• Excerpt:
Effective object-oriented design

Revisit what Tony means by effective OO design

I've received quite a bit of feedback on my "Singletons Rule" Q&A. Unfortunately, much of the confusion seems to stem from this sentence:

The difference between using a singleton over a class with static methods boils down to effective object-oriented design.

In that response, I did not adequately describe what I consider "effective object-oriented design." For that oversight, I do apologize. Sometimes I take too much for granted.

In fact, you may have read the emails a reader and I swapped in the February 23 "Letters to the Editor" (scroll down to the "Singletons Rule" heading).

Considering all this, what is effective object-oriented design?

One important facet of effective object-oriented design is encapsulation. Encapsulation hides your classes' inner details from the outside world. Moreover, it protects your objects from improper use by forcing all use to go through the objects' interfaces. Encapsulation also protects objects that use the encapsulated object. If not for encapsulation, the users of your object could become dependent upon the object's implementation. This tight coupling between objects means that the users of your object would break each time you needed to rework the implementation.

Static classes provide encapsulation.

• Exercise task 1:
In the article on effective object-oriented design, which date is given for the "Letters to the Editor" where the email exchange appeared?
• Exercise task 2:
Retype the article on effective object-oriented design from "In fact, you" up to and including "classes provide encapsulation.".
• Exercise task 3:
Write what comes next in the article on effective object-oriented design, starting after its final sentence.

• Dataset excerpt:
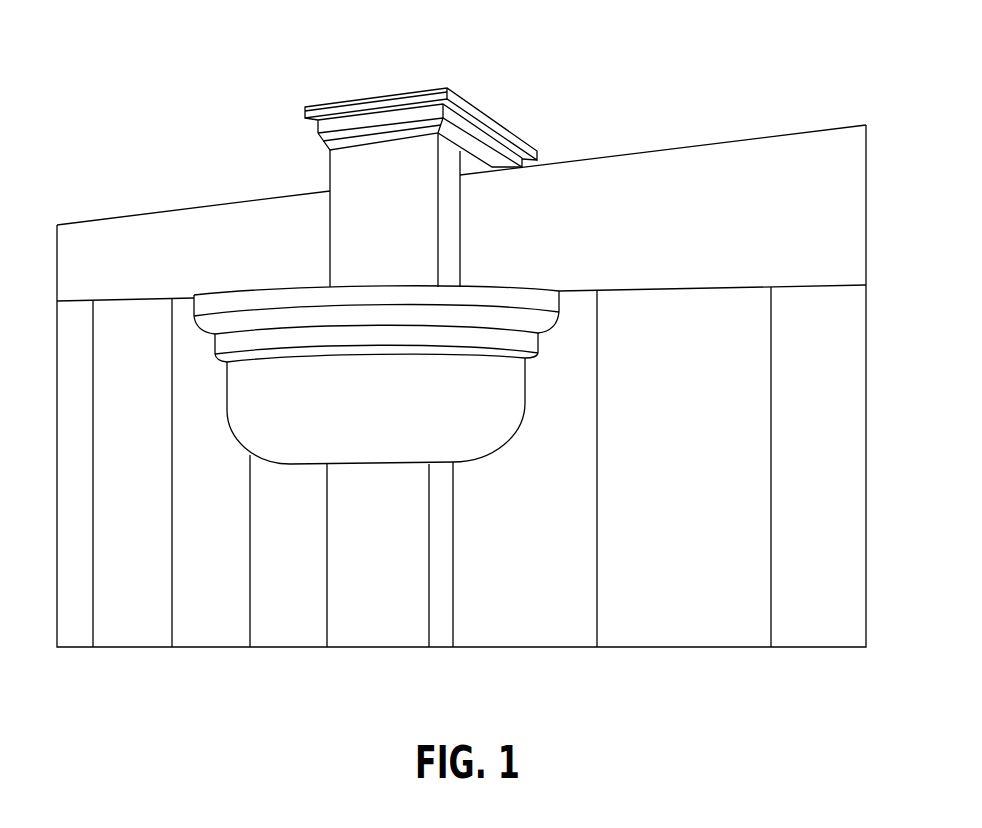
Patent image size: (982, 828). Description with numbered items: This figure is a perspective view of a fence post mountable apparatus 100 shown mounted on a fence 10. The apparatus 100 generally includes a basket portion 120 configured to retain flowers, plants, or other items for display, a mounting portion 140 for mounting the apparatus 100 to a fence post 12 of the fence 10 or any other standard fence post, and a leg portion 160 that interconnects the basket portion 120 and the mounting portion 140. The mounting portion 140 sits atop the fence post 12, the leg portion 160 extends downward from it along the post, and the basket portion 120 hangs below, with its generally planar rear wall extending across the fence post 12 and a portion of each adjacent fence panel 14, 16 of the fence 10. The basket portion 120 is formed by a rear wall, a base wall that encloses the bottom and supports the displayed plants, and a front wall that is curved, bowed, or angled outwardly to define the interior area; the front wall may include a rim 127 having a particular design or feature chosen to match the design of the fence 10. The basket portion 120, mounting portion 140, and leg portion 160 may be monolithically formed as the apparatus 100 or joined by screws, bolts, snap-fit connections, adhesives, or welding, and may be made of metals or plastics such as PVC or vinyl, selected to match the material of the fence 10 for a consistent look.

• Expected output 1:
February 23

• Expected output 2:
In fact, you may have read the emails a reader and I swapped in the February 23 "Letters to the Editor" (scroll down to the "Singletons Rule" heading).

Considering all this, what is effective object-oriented design?

One important facet of effective object-oriented design is encapsulation. Encapsulation hides your classes' inner details from the outside world. Moreover, it protects your objects from improper use by forcing all use to go through the objects' interfaces. Encapsulation also protects objects that use the encapsulated object. If not for encapsulation, the users of your object could become dependent upon the object's implementation. This tight coupling between objects means that the users of your object would break each time you needed to rework the implementation.

Static classes provide encapsulation.

• Expected output 3:
Let's look at a class that has only static methods:

public class TraceClass {
      private static boolean debug;
      public static void writeDebug( boolean d ) {
            debug = d;
      }
      public static void debug( String message ) {
            if( debug ) { // only trace if debug is true
                  System.out.println( "DEBUG: " + message );
            }
      }
      public static void error( String message ) {
            System.out.println( "ERROR: " + message );
      }
      protected TraceClass() {} // do not allow instantiation
}

The TraceClass writes trace messages to the command line. The TraceClass keeps an internally encapsulated state: debug. All interaction with TraceClass must be done through the interface. Indeed, we have encapsulation.

However, there are two other facets to effective object-oriented design: inheritance and polymorphism.

You can write the following:

public class ChildTraceClass extends TraceClass {
      private static boolean error;
      public static void writeError( boolean e ) {
            error = e;
      }
      public static void error( String message ) {
            if( error ) {
                  System.out.println( "ERROR: " + message );
            }
      }
      public static void fatal( String message ) {
            System.out.println( "FATAL: " + message );
      }
      protected ChildTraceClass() {} // do not allow instantiation
}

So you can get a piece of what the inheritance offers. However, there is more to inheritance than simple implementation reuse. Inheritance also allows you to program by difference, and allows for type substitution.

The example above shows inheritance for difference. However, it is impossible to substitute ChildTraceClass for TraceClass. You cannot pass a class as argument to a method or assign it to a variable. You can't register a static as a listener. You can't say method( TraceClass ). This limitation makes type substitutability impossible and limits how you can use a class that only has static methods.

In my opinion, inheritance's most important use is for its ability to define substitutability relationships. Reuse is simply a nice bonus when it happens. However, reuse is not the end goal.

Since we lack the ability to substitute, polymorphism is impossible. However, let's explore a slightly different example. Let's consider a class that has both instance and static class methods. Polymorphism (and overriding in general) fails. In Java, you CANNOT override static methods.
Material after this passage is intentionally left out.